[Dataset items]
──────────────────────────────

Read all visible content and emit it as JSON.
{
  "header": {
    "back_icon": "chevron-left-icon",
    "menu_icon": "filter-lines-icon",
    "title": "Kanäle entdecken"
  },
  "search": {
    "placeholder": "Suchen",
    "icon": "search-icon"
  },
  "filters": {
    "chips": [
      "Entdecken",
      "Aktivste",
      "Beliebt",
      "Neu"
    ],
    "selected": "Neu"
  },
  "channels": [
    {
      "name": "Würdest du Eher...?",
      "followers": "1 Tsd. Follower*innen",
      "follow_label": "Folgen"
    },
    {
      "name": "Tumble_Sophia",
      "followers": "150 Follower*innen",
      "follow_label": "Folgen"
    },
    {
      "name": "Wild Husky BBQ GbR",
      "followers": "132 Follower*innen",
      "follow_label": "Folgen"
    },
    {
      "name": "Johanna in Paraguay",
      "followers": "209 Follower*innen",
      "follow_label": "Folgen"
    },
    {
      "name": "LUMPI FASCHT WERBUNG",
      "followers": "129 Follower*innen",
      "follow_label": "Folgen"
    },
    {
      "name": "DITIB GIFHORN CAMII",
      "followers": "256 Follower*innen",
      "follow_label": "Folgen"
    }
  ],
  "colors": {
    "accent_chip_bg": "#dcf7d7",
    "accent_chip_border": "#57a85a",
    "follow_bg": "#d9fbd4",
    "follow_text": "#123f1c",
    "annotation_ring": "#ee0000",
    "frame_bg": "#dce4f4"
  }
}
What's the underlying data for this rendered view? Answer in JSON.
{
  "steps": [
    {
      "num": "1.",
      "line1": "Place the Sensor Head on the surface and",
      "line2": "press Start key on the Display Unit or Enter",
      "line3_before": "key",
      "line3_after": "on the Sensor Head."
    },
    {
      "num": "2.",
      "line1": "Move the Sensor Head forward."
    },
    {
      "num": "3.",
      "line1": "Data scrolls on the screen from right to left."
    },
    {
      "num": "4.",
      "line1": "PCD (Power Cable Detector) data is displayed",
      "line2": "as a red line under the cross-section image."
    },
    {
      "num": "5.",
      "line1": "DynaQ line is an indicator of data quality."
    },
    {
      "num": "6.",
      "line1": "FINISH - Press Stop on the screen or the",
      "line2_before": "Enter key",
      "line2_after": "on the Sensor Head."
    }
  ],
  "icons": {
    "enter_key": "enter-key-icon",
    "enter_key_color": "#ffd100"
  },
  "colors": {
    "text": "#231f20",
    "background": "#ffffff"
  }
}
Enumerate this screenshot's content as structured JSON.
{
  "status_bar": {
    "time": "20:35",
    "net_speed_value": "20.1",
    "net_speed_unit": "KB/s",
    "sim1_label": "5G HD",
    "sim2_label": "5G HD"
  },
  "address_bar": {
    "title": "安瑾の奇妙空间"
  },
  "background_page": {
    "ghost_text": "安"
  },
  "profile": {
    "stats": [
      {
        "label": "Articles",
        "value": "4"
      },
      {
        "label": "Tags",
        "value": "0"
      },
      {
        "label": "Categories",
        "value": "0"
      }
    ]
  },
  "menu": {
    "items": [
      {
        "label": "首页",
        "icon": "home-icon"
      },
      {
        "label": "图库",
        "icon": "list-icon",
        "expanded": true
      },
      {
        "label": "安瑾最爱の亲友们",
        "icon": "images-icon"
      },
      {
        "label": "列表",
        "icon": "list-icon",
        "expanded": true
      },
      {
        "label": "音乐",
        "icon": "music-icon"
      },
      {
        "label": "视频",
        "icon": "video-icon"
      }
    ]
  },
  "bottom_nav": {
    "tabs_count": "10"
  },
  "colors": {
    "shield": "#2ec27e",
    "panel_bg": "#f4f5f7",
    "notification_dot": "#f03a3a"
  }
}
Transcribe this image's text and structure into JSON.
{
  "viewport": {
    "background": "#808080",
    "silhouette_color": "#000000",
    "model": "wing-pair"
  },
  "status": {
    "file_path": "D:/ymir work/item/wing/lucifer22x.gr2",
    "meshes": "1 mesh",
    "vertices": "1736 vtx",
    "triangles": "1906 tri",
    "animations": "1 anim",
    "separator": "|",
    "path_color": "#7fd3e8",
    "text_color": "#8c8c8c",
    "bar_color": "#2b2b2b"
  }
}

──────────────────────────────

Retype every record above exactly as it appears.

FULL SOLUTION
Read all visible content and emit it as JSON.
{
  "header": {
    "back_icon": "chevron-left-icon",
    "menu_icon": "filter-lines-icon",
    "title": "Kanäle entdecken"
  },
  "search": {
    "placeholder": "Suchen",
    "icon": "search-icon"
  },
  "filters": {
    "chips": [
      "Entdecken",
      "Aktivste",
      "Beliebt",
      "Neu"
    ],
    "selected": "Neu"
  },
  "channels": [
    {
      "name": "Würdest du Eher...?",
      "followers": "1 Tsd. Follower*innen",
      "follow_label": "Folgen"
    },
    {
      "name": "Tumble_Sophia",
      "followers": "150 Follower*innen",
      "follow_label": "Folgen"
    },
    {
      "name": "Wild Husky BBQ GbR",
      "followers": "132 Follower*innen",
      "follow_label": "Folgen"
    },
    {
      "name": "Johanna in Paraguay",
      "followers": "209 Follower*innen",
      "follow_label": "Folgen"
    },
    {
      "name": "LUMPI FASCHT WERBUNG",
      "followers": "129 Follower*innen",
      "follow_label": "Folgen"
    },
    {
      "name": "DITIB GIFHORN CAMII",
      "followers": "256 Follower*innen",
      "follow_label": "Folgen"
    }
  ],
  "colors": {
    "accent_chip_bg": "#dcf7d7",
    "accent_chip_border": "#57a85a",
    "follow_bg": "#d9fbd4",
    "follow_text": "#123f1c",
    "annotation_ring": "#ee0000",
    "frame_bg": "#dce4f4"
  }
}
What's the underlying data for this rendered view? Answer in JSON.
{
  "steps": [
    {
      "num": "1.",
      "line1": "Place the Sensor Head on the surface and",
      "line2": "press Start key on the Display Unit or Enter",
      "line3_before": "key",
      "line3_after": "on the Sensor Head."
    },
    {
      "num": "2.",
      "line1": "Move the Sensor Head forward."
    },
    {
      "num": "3.",
      "line1": "Data scrolls on the screen from right to left."
    },
    {
      "num": "4.",
      "line1": "PCD (Power Cable Detector) data is displayed",
      "line2": "as a red line under the cross-section image."
    },
    {
      "num": "5.",
      "line1": "DynaQ line is an indicator of data quality."
    },
    {
      "num": "6.",
      "line1": "FINISH - Press Stop on the screen or the",
      "line2_before": "Enter key",
      "line2_after": "on the Sensor Head."
    }
  ],
  "icons": {
    "enter_key": "enter-key-icon",
    "enter_key_color": "#ffd100"
  },
  "colors": {
    "text": "#231f20",
    "background": "#ffffff"
  }
}
Enumerate this screenshot's content as structured JSON.
{
  "status_bar": {
    "time": "20:35",
    "net_speed_value": "20.1",
    "net_speed_unit": "KB/s",
    "sim1_label": "5G HD",
    "sim2_label": "5G HD"
  },
  "address_bar": {
    "title": "安瑾の奇妙空间"
  },
  "background_page": {
    "ghost_text": "安"
  },
  "profile": {
    "stats": [
      {
        "label": "Articles",
        "value": "4"
      },
      {
        "label": "Tags",
        "value": "0"
      },
      {
        "label": "Categories",
        "value": "0"
      }
    ]
  },
  "menu": {
    "items": [
      {
        "label": "首页",
        "icon": "home-icon"
      },
      {
        "label": "图库",
        "icon": "list-icon",
        "expanded": true
      },
      {
        "label": "安瑾最爱の亲友们",
        "icon": "images-icon"
      },
      {
        "label": "列表",
        "icon": "list-icon",
        "expanded": true
      },
      {
        "label": "音乐",
        "icon": "music-icon"
      },
      {
        "label": "视频",
        "icon": "video-icon"
      }
    ]
  },
  "bottom_nav": {
    "tabs_count": "10"
  },
  "colors": {
    "shield": "#2ec27e",
    "panel_bg": "#f4f5f7",
    "notification_dot": "#f03a3a"
  }
}
Transcribe this image's text and structure into JSON.
{
  "viewport": {
    "background": "#808080",
    "silhouette_color": "#000000",
    "model": "wing-pair"
  },
  "status": {
    "file_path": "D:/ymir work/item/wing/lucifer22x.gr2",
    "meshes": "1 mesh",
    "vertices": "1736 vtx",
    "triangles": "1906 tri",
    "animations": "1 anim",
    "separator": "|",
    "path_color": "#7fd3e8",
    "text_color": "#8c8c8c",
    "bar_color": "#2b2b2b"
  }
}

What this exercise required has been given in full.